[Stored entries]
— Start —
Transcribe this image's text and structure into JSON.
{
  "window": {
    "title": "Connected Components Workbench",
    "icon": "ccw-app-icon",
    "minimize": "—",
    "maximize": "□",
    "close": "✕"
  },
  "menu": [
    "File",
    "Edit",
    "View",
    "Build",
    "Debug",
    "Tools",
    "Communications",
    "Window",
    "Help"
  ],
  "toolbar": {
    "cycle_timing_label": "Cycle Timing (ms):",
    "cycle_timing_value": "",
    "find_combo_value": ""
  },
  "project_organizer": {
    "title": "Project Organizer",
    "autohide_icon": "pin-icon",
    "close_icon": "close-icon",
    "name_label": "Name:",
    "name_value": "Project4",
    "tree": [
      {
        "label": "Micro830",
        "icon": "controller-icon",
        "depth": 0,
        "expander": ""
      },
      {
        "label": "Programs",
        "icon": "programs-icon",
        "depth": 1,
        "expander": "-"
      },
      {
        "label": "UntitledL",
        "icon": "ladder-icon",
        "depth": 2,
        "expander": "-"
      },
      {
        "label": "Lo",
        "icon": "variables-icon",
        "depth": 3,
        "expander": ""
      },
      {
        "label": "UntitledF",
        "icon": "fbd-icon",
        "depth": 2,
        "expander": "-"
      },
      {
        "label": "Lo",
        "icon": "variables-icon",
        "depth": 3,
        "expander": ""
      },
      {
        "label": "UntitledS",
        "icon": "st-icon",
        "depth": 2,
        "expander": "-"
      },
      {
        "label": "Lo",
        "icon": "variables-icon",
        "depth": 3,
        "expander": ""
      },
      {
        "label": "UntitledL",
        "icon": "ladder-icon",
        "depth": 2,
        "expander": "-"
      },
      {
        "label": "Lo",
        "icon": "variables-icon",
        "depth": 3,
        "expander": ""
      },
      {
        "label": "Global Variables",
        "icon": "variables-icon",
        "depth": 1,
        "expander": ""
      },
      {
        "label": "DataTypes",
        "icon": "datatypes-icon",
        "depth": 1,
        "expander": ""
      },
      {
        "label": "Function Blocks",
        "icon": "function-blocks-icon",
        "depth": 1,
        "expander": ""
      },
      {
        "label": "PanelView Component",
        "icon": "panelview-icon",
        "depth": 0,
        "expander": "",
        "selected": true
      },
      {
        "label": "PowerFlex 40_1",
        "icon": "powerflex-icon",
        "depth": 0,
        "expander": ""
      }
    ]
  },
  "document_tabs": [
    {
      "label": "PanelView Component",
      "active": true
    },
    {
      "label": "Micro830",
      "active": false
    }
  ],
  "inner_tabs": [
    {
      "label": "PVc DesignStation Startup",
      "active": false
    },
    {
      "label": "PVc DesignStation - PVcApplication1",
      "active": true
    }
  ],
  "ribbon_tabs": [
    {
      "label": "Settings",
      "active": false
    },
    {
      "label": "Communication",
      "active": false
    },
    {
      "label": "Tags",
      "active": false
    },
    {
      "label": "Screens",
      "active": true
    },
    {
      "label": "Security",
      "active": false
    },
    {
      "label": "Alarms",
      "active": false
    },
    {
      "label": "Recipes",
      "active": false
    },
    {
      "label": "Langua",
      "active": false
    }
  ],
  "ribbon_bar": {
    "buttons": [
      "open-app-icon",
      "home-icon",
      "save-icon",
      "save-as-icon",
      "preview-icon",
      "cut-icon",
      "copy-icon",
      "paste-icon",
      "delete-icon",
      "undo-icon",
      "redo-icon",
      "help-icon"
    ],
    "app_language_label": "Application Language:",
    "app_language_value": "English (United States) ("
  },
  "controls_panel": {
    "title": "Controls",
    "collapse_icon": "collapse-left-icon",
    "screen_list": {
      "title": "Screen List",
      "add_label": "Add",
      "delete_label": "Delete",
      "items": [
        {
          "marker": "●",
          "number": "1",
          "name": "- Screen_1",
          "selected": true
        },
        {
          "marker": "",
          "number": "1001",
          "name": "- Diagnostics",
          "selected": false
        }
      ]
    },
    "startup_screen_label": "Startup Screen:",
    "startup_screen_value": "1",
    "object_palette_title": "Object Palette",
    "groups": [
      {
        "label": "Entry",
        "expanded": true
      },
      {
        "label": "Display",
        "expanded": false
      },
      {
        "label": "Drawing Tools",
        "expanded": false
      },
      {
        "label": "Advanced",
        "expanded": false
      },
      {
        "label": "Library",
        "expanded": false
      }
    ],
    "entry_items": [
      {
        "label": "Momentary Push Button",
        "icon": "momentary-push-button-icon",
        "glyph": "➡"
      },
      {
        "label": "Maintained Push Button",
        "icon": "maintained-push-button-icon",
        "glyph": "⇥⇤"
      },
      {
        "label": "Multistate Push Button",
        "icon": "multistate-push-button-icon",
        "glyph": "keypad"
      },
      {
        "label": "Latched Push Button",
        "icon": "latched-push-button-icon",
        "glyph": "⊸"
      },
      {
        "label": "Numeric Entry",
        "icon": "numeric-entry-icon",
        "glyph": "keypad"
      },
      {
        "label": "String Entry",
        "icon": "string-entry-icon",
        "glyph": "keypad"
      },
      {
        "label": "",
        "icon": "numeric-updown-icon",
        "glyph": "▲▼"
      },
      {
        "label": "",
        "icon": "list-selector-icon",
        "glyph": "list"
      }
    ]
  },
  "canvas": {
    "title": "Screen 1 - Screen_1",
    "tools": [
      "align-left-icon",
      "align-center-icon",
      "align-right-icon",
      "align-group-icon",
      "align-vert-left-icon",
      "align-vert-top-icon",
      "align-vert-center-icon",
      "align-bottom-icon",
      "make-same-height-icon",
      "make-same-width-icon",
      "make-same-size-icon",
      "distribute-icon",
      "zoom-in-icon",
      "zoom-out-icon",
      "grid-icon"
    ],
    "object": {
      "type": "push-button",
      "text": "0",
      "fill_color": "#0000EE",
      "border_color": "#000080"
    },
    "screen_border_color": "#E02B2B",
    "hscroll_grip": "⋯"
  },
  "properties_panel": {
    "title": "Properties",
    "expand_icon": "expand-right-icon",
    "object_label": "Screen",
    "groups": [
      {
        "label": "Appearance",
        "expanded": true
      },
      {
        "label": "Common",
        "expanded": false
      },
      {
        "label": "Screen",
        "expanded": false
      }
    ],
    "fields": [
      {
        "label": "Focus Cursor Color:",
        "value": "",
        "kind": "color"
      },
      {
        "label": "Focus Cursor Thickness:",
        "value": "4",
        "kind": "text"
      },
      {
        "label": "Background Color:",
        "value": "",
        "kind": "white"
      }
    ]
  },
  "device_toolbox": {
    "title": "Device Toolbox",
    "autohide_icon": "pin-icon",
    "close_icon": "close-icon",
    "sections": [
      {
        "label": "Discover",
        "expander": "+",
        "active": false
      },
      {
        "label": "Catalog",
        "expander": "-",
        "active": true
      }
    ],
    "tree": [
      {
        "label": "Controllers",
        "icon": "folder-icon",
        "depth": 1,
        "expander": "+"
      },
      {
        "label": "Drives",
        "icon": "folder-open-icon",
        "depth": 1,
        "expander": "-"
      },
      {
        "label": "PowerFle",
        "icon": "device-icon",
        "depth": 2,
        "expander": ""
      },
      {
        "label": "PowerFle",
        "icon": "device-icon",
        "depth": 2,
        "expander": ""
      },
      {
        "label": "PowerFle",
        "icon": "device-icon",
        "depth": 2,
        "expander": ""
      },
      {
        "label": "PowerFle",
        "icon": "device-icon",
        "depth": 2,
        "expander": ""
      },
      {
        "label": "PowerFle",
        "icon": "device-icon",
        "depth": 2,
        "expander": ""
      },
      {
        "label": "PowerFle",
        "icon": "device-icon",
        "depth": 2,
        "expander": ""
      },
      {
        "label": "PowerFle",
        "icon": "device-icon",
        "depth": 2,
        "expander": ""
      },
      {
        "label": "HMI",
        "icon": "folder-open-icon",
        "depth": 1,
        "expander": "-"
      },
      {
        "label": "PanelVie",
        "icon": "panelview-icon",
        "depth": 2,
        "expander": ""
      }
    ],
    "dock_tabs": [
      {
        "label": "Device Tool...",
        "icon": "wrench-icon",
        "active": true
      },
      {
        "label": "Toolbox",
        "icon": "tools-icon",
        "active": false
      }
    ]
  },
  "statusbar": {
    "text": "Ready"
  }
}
— End —
> **EXERCISE AIM**
Choose all lines containing the string "align" and copy them out.

> **RESULT FOR THIS EXERCISE**
      "align-left-icon",
      "align-center-icon",
      "align-right-icon",
      "align-group-icon",
      "align-vert-left-icon",
      "align-vert-top-icon",
      "align-vert-center-icon",
      "align-bottom-icon",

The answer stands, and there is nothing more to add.